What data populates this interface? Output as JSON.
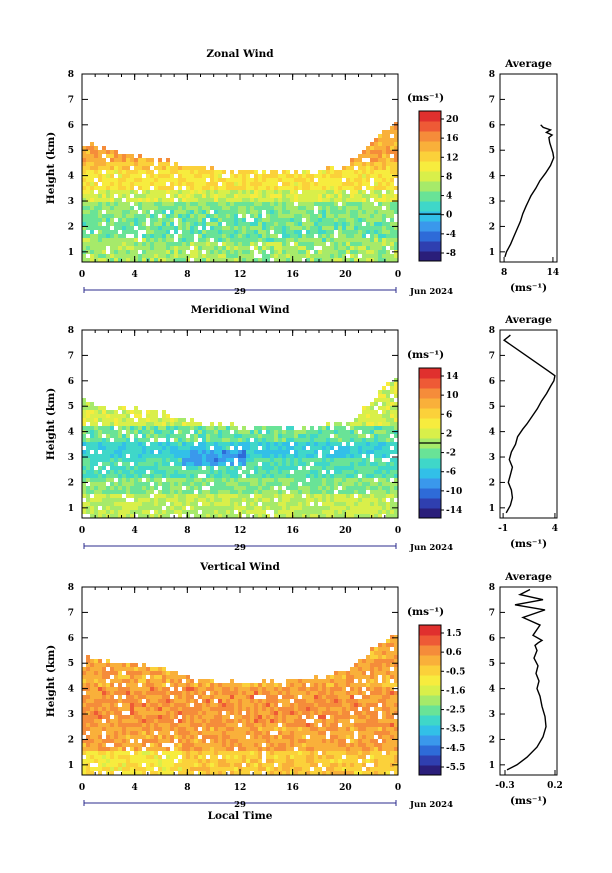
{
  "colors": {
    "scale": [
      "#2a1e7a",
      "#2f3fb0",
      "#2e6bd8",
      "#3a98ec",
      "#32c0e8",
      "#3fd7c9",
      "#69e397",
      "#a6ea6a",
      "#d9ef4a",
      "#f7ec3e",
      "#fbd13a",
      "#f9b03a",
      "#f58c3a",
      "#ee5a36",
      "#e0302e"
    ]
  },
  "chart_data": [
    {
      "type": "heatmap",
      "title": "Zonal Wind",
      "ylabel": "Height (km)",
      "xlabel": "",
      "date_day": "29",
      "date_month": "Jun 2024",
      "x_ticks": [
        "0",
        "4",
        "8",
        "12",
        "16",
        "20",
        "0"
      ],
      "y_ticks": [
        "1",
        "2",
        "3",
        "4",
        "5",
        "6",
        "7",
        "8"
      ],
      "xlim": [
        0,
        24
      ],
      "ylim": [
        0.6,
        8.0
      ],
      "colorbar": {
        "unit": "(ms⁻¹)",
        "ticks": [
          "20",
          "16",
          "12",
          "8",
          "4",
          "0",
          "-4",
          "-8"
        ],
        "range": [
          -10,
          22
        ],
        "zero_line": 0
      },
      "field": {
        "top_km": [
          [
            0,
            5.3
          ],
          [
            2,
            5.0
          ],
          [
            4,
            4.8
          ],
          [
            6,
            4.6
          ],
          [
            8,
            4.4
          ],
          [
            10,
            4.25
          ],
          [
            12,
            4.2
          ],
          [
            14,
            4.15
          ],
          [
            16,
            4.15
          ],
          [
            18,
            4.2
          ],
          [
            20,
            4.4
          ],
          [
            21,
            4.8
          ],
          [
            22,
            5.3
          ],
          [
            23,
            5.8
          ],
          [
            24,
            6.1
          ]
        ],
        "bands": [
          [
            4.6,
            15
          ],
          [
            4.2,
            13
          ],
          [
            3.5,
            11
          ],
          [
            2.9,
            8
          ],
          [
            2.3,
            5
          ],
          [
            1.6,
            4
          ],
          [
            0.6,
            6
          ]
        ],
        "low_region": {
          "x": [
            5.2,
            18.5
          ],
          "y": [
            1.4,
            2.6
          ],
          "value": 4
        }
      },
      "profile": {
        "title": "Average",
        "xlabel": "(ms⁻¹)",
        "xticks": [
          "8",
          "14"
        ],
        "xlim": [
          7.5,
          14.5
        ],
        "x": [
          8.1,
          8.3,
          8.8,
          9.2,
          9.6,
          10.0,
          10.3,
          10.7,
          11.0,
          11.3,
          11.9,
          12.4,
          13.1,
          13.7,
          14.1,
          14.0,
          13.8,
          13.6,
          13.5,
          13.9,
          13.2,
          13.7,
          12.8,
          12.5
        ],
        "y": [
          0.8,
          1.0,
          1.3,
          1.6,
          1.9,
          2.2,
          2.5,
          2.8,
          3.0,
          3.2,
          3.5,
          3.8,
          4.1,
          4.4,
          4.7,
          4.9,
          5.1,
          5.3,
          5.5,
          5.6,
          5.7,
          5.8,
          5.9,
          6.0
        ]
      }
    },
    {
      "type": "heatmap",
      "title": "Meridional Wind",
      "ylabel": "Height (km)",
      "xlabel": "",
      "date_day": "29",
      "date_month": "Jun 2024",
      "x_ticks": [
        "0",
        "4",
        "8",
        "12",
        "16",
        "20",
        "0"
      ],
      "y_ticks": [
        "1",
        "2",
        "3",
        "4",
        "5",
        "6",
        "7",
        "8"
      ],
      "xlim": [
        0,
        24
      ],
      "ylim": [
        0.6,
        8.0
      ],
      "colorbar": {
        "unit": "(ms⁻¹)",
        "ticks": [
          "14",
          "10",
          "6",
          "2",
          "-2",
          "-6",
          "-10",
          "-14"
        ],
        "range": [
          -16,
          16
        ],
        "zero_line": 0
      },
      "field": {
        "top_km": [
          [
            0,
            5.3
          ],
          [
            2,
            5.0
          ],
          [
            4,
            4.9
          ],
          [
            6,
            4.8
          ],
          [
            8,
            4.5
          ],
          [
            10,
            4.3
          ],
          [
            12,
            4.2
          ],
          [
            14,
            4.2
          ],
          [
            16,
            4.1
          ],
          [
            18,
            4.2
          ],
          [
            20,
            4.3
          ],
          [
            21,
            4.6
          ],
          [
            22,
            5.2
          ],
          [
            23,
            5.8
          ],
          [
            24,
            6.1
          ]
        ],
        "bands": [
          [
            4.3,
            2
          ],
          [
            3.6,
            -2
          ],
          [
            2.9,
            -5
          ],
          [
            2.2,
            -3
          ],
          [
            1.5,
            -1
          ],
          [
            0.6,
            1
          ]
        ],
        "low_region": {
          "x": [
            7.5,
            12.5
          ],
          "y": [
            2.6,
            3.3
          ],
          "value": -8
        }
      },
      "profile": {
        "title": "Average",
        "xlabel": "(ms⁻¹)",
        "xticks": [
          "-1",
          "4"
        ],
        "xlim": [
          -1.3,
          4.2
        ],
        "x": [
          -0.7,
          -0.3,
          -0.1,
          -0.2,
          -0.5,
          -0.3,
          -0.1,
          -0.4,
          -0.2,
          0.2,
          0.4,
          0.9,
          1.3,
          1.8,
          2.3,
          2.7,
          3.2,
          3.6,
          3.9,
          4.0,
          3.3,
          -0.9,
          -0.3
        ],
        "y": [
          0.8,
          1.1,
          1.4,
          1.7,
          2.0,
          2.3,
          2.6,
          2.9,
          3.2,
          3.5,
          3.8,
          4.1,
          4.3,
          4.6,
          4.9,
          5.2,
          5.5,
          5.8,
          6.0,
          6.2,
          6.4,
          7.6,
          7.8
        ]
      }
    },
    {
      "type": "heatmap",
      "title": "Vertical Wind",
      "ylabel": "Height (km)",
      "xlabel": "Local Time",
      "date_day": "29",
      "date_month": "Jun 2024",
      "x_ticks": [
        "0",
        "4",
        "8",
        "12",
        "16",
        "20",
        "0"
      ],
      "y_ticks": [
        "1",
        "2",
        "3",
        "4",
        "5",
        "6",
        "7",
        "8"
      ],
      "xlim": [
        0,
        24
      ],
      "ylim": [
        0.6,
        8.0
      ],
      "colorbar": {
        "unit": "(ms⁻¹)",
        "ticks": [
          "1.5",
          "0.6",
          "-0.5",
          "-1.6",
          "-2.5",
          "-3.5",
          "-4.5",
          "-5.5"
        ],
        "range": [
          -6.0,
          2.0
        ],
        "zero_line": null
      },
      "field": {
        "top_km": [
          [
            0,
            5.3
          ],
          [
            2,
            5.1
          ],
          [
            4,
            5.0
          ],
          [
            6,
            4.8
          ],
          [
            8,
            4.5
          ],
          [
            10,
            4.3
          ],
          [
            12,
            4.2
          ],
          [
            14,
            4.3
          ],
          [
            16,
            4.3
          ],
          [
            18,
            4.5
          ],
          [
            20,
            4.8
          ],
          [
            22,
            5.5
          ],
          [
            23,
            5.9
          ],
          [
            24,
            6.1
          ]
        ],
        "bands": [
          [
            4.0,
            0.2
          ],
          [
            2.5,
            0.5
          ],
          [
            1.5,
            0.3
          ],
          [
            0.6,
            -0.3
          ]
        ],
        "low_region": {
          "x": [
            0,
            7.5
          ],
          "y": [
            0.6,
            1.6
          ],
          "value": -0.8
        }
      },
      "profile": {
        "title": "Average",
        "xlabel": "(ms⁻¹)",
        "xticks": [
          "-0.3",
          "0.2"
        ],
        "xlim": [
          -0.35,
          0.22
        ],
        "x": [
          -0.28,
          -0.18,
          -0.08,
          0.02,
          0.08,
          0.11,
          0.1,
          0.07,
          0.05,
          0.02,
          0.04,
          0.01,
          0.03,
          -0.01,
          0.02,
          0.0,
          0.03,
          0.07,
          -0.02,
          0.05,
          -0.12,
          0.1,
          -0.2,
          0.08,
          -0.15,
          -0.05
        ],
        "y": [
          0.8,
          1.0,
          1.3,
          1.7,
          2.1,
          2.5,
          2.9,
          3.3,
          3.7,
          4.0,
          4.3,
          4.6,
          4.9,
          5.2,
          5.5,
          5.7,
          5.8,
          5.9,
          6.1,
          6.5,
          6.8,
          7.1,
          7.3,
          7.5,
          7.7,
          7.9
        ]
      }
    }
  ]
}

* _WHAT TO DO_
Only lines with the word "Wind" are wanted, so copy each one from the records.

* _RESPONSE_
      "title": "Zonal Wind",
      "title": "Meridional Wind",
      "title": "Vertical Wind",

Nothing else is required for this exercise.